# EXERCISE GOAL
Find the string "cell" in the listing and report every line that has it.

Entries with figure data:
"""

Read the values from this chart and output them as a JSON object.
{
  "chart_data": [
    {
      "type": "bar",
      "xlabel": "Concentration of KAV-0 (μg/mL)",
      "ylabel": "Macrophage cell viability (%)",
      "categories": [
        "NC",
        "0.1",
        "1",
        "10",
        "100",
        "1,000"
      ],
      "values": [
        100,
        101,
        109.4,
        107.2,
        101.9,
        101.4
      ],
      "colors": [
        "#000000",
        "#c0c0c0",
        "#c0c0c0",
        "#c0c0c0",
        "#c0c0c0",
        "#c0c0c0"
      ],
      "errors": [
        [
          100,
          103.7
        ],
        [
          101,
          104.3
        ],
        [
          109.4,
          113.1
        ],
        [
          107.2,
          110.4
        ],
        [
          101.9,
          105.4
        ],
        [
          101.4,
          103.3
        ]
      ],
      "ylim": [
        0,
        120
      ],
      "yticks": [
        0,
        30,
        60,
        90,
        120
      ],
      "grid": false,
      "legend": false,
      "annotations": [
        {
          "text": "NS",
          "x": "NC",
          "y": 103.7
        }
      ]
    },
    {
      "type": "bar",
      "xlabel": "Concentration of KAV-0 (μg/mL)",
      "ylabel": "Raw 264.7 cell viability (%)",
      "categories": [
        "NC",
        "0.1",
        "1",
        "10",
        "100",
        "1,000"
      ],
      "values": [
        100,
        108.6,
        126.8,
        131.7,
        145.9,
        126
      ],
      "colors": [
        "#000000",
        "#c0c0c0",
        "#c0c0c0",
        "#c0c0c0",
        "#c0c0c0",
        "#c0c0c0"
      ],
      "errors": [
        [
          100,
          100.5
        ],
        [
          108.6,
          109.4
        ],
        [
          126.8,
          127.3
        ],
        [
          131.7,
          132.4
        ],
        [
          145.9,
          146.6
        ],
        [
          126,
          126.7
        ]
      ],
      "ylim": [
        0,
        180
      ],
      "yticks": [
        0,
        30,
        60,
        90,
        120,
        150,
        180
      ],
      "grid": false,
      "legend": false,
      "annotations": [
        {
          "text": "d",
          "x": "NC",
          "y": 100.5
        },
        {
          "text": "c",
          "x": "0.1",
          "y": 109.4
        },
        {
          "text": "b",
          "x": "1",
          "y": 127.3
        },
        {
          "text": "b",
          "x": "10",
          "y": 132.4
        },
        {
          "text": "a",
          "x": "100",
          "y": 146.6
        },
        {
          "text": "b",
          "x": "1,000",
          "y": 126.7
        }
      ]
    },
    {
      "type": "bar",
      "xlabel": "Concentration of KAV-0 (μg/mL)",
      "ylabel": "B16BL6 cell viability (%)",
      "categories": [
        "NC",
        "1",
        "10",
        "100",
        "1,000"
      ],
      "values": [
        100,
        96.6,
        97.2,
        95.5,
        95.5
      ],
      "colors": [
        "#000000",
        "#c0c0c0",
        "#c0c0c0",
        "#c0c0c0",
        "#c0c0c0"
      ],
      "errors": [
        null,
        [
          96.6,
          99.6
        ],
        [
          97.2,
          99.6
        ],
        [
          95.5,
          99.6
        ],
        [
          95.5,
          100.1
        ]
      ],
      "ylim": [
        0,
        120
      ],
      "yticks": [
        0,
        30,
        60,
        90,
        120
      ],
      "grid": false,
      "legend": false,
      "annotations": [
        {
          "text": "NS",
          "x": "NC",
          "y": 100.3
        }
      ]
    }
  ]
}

"""

# OUTPUT
      "ylabel": "Macrophage cell viability (%)",
      "ylabel": "Raw 264.7 cell viability (%)",
      "ylabel": "B16BL6 cell viability (%)",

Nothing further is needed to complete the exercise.